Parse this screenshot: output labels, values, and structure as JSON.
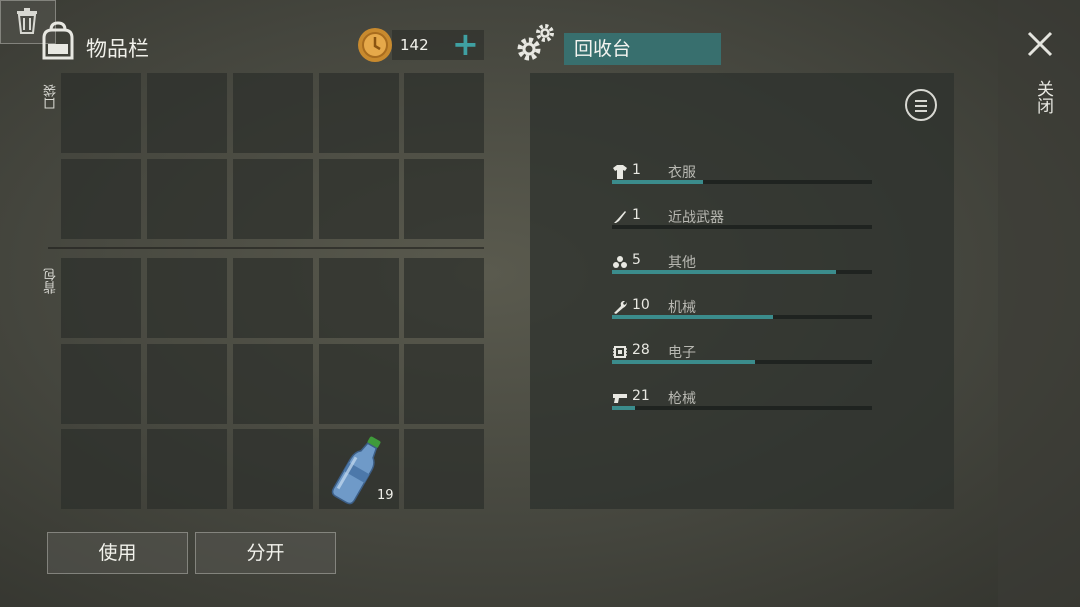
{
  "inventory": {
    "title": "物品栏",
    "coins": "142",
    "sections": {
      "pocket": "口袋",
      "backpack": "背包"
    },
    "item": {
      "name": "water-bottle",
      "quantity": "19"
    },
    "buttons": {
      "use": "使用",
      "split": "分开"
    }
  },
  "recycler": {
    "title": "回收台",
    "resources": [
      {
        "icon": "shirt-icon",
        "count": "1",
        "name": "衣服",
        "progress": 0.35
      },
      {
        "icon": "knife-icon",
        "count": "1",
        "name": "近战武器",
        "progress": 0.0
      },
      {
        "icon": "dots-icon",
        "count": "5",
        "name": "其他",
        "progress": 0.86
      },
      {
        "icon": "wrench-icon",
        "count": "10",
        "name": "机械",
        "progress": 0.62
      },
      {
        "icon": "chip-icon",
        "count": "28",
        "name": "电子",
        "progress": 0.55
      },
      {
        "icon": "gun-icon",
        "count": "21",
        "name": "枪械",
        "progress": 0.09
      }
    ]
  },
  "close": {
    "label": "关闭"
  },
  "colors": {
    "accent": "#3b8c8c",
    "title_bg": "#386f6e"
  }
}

→ What this task involves
Repeat the full listing above exactly, with no pictures in the copy.

→ Reply
Parse this screenshot: output labels, values, and structure as JSON.
{
  "inventory": {
    "title": "物品栏",
    "coins": "142",
    "sections": {
      "pocket": "口袋",
      "backpack": "背包"
    },
    "item": {
      "name": "water-bottle",
      "quantity": "19"
    },
    "buttons": {
      "use": "使用",
      "split": "分开"
    }
  },
  "recycler": {
    "title": "回收台",
    "resources": [
      {
        "icon": "shirt-icon",
        "count": "1",
        "name": "衣服",
        "progress": 0.35
      },
      {
        "icon": "knife-icon",
        "count": "1",
        "name": "近战武器",
        "progress": 0.0
      },
      {
        "icon": "dots-icon",
        "count": "5",
        "name": "其他",
        "progress": 0.86
      },
      {
        "icon": "wrench-icon",
        "count": "10",
        "name": "机械",
        "progress": 0.62
      },
      {
        "icon": "chip-icon",
        "count": "28",
        "name": "电子",
        "progress": 0.55
      },
      {
        "icon": "gun-icon",
        "count": "21",
        "name": "枪械",
        "progress": 0.09
      }
    ]
  },
  "close": {
    "label": "关闭"
  },
  "colors": {
    "accent": "#3b8c8c",
    "title_bg": "#386f6e"
  }
}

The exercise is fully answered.